── INFORMATION GIVEN

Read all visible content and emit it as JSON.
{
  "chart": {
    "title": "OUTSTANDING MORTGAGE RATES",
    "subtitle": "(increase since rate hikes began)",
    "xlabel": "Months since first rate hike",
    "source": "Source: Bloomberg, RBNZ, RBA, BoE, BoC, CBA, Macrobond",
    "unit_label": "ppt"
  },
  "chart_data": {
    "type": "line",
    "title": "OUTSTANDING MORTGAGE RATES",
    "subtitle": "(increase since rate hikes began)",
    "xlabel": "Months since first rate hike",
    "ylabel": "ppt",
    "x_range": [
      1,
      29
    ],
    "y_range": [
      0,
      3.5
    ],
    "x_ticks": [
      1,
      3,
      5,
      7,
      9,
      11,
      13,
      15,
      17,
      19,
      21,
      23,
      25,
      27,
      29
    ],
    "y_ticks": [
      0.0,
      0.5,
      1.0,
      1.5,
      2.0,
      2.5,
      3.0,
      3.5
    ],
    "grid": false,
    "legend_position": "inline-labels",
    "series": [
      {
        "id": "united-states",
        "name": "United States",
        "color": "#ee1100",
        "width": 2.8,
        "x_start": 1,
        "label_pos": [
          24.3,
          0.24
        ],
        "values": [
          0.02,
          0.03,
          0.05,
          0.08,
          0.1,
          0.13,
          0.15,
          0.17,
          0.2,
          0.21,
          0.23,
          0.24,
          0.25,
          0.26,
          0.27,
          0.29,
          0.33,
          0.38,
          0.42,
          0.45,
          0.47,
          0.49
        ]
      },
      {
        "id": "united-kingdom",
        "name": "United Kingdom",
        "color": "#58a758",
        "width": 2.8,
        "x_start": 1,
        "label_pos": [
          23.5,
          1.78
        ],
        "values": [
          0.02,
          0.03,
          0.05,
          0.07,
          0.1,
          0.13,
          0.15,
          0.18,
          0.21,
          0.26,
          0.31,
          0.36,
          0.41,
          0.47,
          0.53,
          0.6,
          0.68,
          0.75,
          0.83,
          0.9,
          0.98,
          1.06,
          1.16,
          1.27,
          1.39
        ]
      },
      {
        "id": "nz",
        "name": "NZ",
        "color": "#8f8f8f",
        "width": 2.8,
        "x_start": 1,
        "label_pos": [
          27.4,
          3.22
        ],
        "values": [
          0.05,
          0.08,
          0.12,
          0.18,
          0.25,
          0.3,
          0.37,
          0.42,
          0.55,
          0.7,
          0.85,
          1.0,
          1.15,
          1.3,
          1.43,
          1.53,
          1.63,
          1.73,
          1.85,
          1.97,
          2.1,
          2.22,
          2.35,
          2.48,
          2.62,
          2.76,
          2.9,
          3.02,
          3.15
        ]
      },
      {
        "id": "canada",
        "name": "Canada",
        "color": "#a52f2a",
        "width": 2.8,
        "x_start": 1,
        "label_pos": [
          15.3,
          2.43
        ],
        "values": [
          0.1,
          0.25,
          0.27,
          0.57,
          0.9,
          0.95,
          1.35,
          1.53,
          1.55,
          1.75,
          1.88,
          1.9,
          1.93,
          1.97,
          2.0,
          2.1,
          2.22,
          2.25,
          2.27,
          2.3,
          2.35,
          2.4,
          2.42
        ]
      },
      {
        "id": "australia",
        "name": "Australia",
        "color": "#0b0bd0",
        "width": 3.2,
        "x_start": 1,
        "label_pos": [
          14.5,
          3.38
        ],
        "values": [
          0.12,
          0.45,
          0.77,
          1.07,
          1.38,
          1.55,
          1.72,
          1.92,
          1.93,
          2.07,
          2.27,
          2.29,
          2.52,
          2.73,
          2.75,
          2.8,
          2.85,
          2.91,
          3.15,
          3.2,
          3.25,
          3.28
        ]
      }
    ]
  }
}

────

● **SET PROBLEM**
Identify the lines of the data that contain the word "color". Copy each of them.

● **CORRECT OUTPUT**
        "color": "#ee1100",
        "color": "#58a758",
        "color": "#8f8f8f",
        "color": "#a52f2a",
        "color": "#0b0bd0",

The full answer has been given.